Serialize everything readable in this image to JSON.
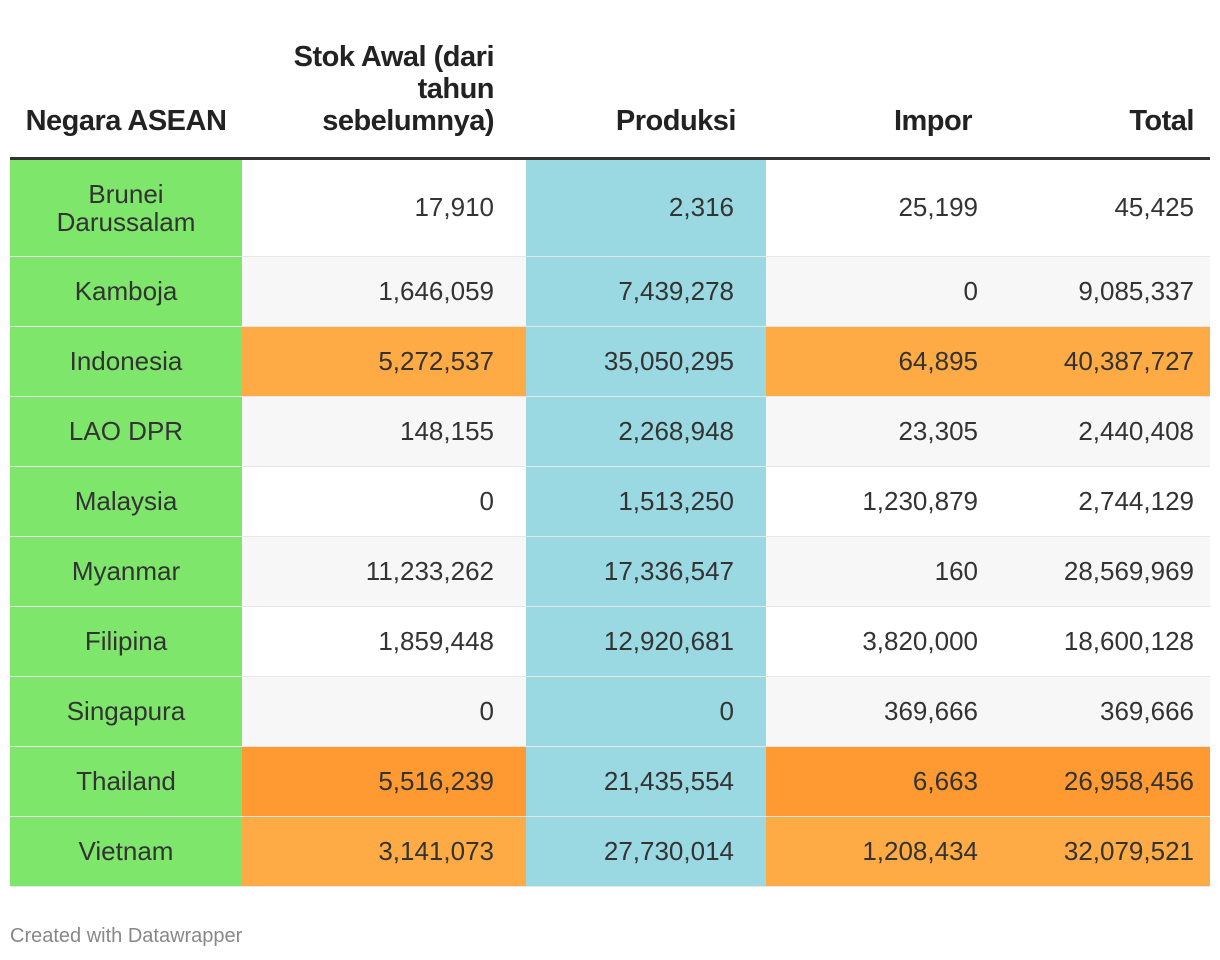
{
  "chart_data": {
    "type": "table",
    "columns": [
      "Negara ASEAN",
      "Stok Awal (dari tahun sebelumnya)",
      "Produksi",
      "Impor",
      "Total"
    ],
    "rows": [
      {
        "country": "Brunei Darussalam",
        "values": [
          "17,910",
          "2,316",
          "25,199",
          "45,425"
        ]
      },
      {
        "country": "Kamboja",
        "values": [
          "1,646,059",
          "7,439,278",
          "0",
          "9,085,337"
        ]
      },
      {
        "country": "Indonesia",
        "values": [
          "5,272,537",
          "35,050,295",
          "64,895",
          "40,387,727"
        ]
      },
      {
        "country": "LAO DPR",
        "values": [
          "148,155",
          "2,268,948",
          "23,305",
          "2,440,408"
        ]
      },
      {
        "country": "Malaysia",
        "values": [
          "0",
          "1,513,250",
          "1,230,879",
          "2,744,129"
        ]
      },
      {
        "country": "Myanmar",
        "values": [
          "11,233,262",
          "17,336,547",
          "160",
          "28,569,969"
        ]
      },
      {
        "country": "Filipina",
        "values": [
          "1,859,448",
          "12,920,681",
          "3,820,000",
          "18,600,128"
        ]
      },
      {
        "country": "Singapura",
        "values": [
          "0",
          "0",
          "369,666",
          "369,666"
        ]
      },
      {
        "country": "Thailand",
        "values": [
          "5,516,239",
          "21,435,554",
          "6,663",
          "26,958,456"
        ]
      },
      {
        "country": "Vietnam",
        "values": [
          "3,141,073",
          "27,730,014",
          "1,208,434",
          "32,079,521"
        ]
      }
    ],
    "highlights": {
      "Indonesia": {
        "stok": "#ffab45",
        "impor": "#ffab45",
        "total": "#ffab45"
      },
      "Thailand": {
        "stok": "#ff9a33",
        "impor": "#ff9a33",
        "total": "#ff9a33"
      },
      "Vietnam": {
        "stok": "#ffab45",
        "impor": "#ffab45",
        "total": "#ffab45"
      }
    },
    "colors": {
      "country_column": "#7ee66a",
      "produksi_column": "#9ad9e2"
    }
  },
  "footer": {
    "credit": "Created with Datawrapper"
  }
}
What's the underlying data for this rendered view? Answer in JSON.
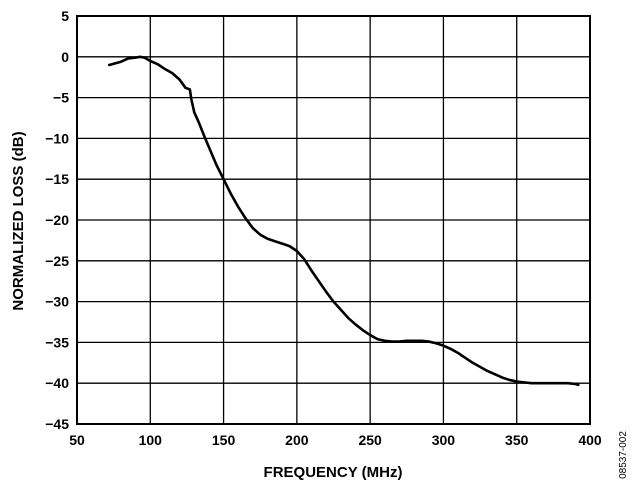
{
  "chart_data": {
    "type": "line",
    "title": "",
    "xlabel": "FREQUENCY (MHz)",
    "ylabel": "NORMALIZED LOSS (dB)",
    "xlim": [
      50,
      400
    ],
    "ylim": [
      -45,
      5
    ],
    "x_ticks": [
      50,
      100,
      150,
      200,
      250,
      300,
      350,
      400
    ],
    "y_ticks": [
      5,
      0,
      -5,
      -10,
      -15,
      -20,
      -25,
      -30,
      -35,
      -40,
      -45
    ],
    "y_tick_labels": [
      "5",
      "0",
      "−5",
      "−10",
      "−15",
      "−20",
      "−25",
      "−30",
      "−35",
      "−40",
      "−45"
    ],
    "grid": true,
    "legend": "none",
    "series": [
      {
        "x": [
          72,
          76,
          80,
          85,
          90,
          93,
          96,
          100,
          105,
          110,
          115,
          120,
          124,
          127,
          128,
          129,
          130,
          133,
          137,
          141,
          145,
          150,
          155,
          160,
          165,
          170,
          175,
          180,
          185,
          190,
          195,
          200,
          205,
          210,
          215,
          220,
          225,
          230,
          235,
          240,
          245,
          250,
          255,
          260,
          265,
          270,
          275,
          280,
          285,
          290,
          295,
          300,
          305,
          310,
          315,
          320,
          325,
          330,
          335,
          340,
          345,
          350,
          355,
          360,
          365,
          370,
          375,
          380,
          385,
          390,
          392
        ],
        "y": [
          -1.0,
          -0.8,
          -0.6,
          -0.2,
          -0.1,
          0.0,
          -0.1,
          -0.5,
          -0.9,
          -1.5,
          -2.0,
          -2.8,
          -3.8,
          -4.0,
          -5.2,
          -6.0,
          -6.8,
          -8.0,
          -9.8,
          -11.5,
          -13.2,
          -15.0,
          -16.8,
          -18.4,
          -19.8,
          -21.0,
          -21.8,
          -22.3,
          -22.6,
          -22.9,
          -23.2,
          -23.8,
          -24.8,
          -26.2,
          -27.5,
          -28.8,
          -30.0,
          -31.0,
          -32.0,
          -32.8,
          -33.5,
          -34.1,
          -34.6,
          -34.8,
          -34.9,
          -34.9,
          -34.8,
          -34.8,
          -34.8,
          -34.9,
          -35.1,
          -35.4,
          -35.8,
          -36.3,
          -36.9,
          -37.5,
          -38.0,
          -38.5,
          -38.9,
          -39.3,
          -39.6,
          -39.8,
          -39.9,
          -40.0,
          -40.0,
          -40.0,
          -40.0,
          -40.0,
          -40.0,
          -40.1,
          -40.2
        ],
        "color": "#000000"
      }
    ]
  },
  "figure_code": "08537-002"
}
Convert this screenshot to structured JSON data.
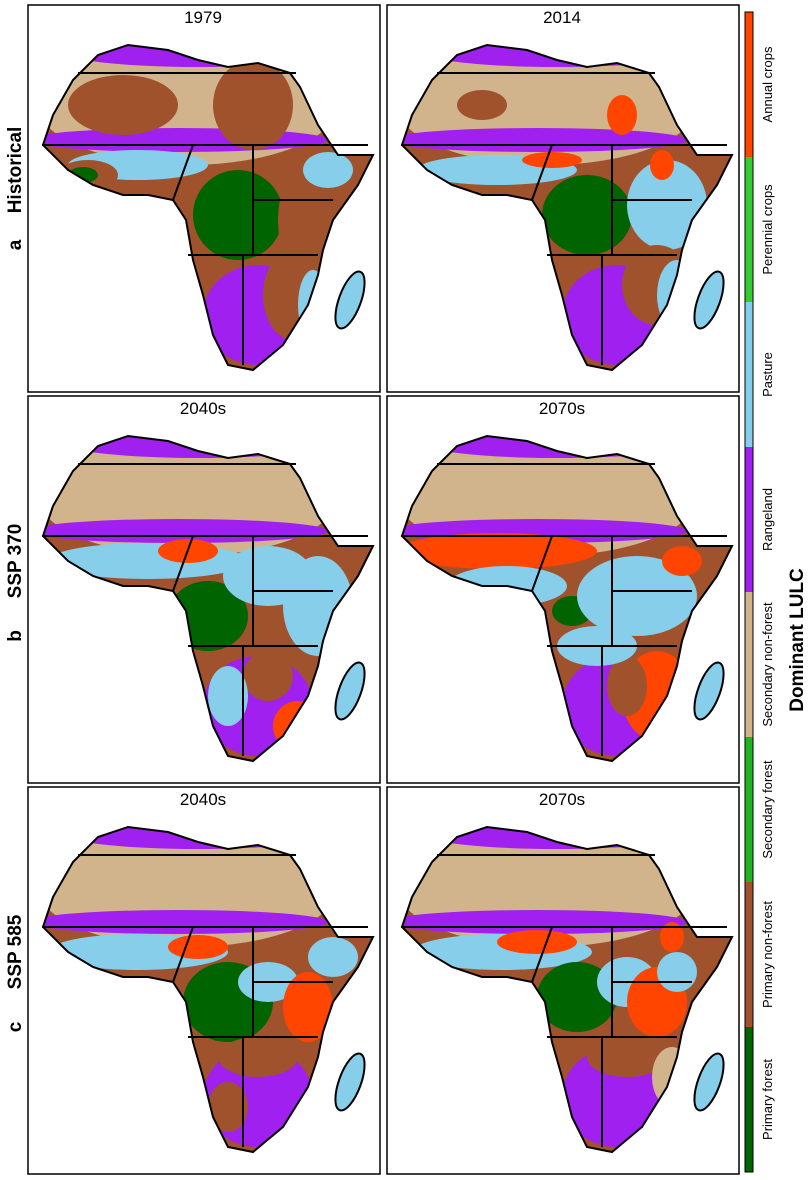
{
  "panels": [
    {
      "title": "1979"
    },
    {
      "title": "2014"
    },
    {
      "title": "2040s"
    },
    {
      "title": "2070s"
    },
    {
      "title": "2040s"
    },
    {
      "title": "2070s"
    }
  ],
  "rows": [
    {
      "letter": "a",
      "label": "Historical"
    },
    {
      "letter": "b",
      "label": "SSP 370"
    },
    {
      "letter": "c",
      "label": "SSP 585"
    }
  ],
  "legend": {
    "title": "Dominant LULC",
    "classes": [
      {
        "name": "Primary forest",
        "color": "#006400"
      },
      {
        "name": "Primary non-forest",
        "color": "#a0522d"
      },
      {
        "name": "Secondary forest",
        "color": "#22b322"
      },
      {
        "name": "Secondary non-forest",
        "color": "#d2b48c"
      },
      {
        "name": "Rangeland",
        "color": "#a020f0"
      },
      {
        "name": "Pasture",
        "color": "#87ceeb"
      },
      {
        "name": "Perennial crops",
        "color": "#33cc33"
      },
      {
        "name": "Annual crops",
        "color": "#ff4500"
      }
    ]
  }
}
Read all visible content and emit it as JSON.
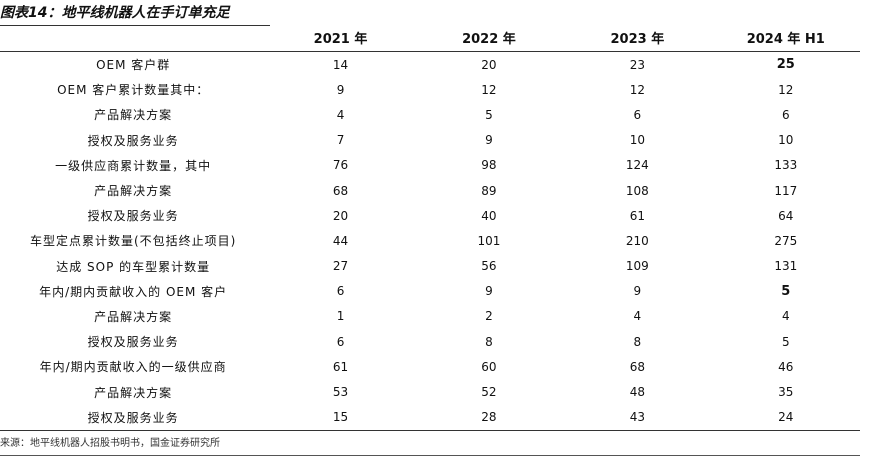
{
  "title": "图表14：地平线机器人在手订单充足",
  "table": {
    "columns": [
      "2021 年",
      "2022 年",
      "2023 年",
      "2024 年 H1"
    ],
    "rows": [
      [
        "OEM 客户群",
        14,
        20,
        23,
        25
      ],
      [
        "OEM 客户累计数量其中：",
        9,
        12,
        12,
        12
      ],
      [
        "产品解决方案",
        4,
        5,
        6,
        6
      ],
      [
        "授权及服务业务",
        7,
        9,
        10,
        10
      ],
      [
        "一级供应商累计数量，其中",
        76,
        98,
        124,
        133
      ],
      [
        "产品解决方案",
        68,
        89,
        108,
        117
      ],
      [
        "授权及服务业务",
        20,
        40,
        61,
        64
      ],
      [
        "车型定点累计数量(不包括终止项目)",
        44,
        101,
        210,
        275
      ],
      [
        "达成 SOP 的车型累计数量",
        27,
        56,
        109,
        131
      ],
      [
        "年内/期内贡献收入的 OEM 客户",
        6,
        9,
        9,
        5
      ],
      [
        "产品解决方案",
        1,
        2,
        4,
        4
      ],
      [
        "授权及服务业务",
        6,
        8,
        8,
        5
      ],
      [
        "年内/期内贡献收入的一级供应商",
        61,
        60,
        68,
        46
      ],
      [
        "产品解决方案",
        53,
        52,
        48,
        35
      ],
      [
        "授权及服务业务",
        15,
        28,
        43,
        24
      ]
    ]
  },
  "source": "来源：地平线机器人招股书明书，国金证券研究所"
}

################

__Task directions__: Transcribe every record above exactly as written, leaving out any pictures.

__Task output__:
Serialize everything readable in this image to JSON.
{
  "chart_data": {
    "type": "table",
    "columns": [
      "Negara ASEAN",
      "Stok Awal (dari tahun sebelumnya)",
      "Produksi",
      "Impor",
      "Total"
    ],
    "rows": [
      {
        "country": "Brunei Darussalam",
        "values": [
          "17,910",
          "2,316",
          "25,199",
          "45,425"
        ]
      },
      {
        "country": "Kamboja",
        "values": [
          "1,646,059",
          "7,439,278",
          "0",
          "9,085,337"
        ]
      },
      {
        "country": "Indonesia",
        "values": [
          "5,272,537",
          "35,050,295",
          "64,895",
          "40,387,727"
        ]
      },
      {
        "country": "LAO DPR",
        "values": [
          "148,155",
          "2,268,948",
          "23,305",
          "2,440,408"
        ]
      },
      {
        "country": "Malaysia",
        "values": [
          "0",
          "1,513,250",
          "1,230,879",
          "2,744,129"
        ]
      },
      {
        "country": "Myanmar",
        "values": [
          "11,233,262",
          "17,336,547",
          "160",
          "28,569,969"
        ]
      },
      {
        "country": "Filipina",
        "values": [
          "1,859,448",
          "12,920,681",
          "3,820,000",
          "18,600,128"
        ]
      },
      {
        "country": "Singapura",
        "values": [
          "0",
          "0",
          "369,666",
          "369,666"
        ]
      },
      {
        "country": "Thailand",
        "values": [
          "5,516,239",
          "21,435,554",
          "6,663",
          "26,958,456"
        ]
      },
      {
        "country": "Vietnam",
        "values": [
          "3,141,073",
          "27,730,014",
          "1,208,434",
          "32,079,521"
        ]
      }
    ],
    "highlights": {
      "Indonesia": {
        "stok": "#ffab45",
        "impor": "#ffab45",
        "total": "#ffab45"
      },
      "Thailand": {
        "stok": "#ff9a33",
        "impor": "#ff9a33",
        "total": "#ff9a33"
      },
      "Vietnam": {
        "stok": "#ffab45",
        "impor": "#ffab45",
        "total": "#ffab45"
      }
    },
    "colors": {
      "country_column": "#7ee66a",
      "produksi_column": "#9ad9e2"
    }
  },
  "footer": {
    "credit": "Created with Datawrapper"
  }
}
What's the underlying data for this rendered view? Answer in JSON.
{
  "chart_data": {
    "type": "line",
    "title": "",
    "xlabel": "FREQUENCY (MHz)",
    "ylabel": "NORMALIZED LOSS (dB)",
    "xlim": [
      50,
      400
    ],
    "ylim": [
      -45,
      5
    ],
    "x_ticks": [
      50,
      100,
      150,
      200,
      250,
      300,
      350,
      400
    ],
    "y_ticks": [
      5,
      0,
      -5,
      -10,
      -15,
      -20,
      -25,
      -30,
      -35,
      -40,
      -45
    ],
    "y_tick_labels": [
      "5",
      "0",
      "−5",
      "−10",
      "−15",
      "−20",
      "−25",
      "−30",
      "−35",
      "−40",
      "−45"
    ],
    "grid": true,
    "legend": "none",
    "series": [
      {
        "x": [
          72,
          76,
          80,
          85,
          90,
          93,
          96,
          100,
          105,
          110,
          115,
          120,
          124,
          127,
          128,
          129,
          130,
          133,
          137,
          141,
          145,
          150,
          155,
          160,
          165,
          170,
          175,
          180,
          185,
          190,
          195,
          200,
          205,
          210,
          215,
          220,
          225,
          230,
          235,
          240,
          245,
          250,
          255,
          260,
          265,
          270,
          275,
          280,
          285,
          290,
          295,
          300,
          305,
          310,
          315,
          320,
          325,
          330,
          335,
          340,
          345,
          350,
          355,
          360,
          365,
          370,
          375,
          380,
          385,
          390,
          392
        ],
        "y": [
          -1.0,
          -0.8,
          -0.6,
          -0.2,
          -0.1,
          0.0,
          -0.1,
          -0.5,
          -0.9,
          -1.5,
          -2.0,
          -2.8,
          -3.8,
          -4.0,
          -5.2,
          -6.0,
          -6.8,
          -8.0,
          -9.8,
          -11.5,
          -13.2,
          -15.0,
          -16.8,
          -18.4,
          -19.8,
          -21.0,
          -21.8,
          -22.3,
          -22.6,
          -22.9,
          -23.2,
          -23.8,
          -24.8,
          -26.2,
          -27.5,
          -28.8,
          -30.0,
          -31.0,
          -32.0,
          -32.8,
          -33.5,
          -34.1,
          -34.6,
          -34.8,
          -34.9,
          -34.9,
          -34.8,
          -34.8,
          -34.8,
          -34.9,
          -35.1,
          -35.4,
          -35.8,
          -36.3,
          -36.9,
          -37.5,
          -38.0,
          -38.5,
          -38.9,
          -39.3,
          -39.6,
          -39.8,
          -39.9,
          -40.0,
          -40.0,
          -40.0,
          -40.0,
          -40.0,
          -40.0,
          -40.1,
          -40.2
        ],
        "color": "#000000"
      }
    ]
  },
  "figure_code": "08537-002"
}
Convert this screenshot to structured JSON data.
{
  "panels": [
    {
      "title": "1979"
    },
    {
      "title": "2014"
    },
    {
      "title": "2040s"
    },
    {
      "title": "2070s"
    },
    {
      "title": "2040s"
    },
    {
      "title": "2070s"
    }
  ],
  "rows": [
    {
      "letter": "a",
      "label": "Historical"
    },
    {
      "letter": "b",
      "label": "SSP 370"
    },
    {
      "letter": "c",
      "label": "SSP 585"
    }
  ],
  "legend": {
    "title": "Dominant LULC",
    "classes": [
      {
        "name": "Primary forest",
        "color": "#006400"
      },
      {
        "name": "Primary non-forest",
        "color": "#a0522d"
      },
      {
        "name": "Secondary forest",
        "color": "#22b322"
      },
      {
        "name": "Secondary non-forest",
        "color": "#d2b48c"
      },
      {
        "name": "Rangeland",
        "color": "#a020f0"
      },
      {
        "name": "Pasture",
        "color": "#87ceeb"
      },
      {
        "name": "Perennial crops",
        "color": "#33cc33"
      },
      {
        "name": "Annual crops",
        "color": "#ff4500"
      }
    ]
  }
}
Read all visible content and emit it as JSON.
{
  "title": "图表14：地平线机器人在手订单充足",
  "table": {
    "columns": [
      "2021 年",
      "2022 年",
      "2023 年",
      "2024 年 H1"
    ],
    "rows": [
      [
        "OEM 客户群",
        14,
        20,
        23,
        25
      ],
      [
        "OEM 客户累计数量其中：",
        9,
        12,
        12,
        12
      ],
      [
        "产品解决方案",
        4,
        5,
        6,
        6
      ],
      [
        "授权及服务业务",
        7,
        9,
        10,
        10
      ],
      [
        "一级供应商累计数量，其中",
        76,
        98,
        124,
        133
      ],
      [
        "产品解决方案",
        68,
        89,
        108,
        117
      ],
      [
        "授权及服务业务",
        20,
        40,
        61,
        64
      ],
      [
        "车型定点累计数量(不包括终止项目)",
        44,
        101,
        210,
        275
      ],
      [
        "达成 SOP 的车型累计数量",
        27,
        56,
        109,
        131
      ],
      [
        "年内/期内贡献收入的 OEM 客户",
        6,
        9,
        9,
        5
      ],
      [
        "产品解决方案",
        1,
        2,
        4,
        4
      ],
      [
        "授权及服务业务",
        6,
        8,
        8,
        5
      ],
      [
        "年内/期内贡献收入的一级供应商",
        61,
        60,
        68,
        46
      ],
      [
        "产品解决方案",
        53,
        52,
        48,
        35
      ],
      [
        "授权及服务业务",
        15,
        28,
        43,
        24
      ]
    ]
  },
  "source": "来源：地平线机器人招股书明书，国金证券研究所"
}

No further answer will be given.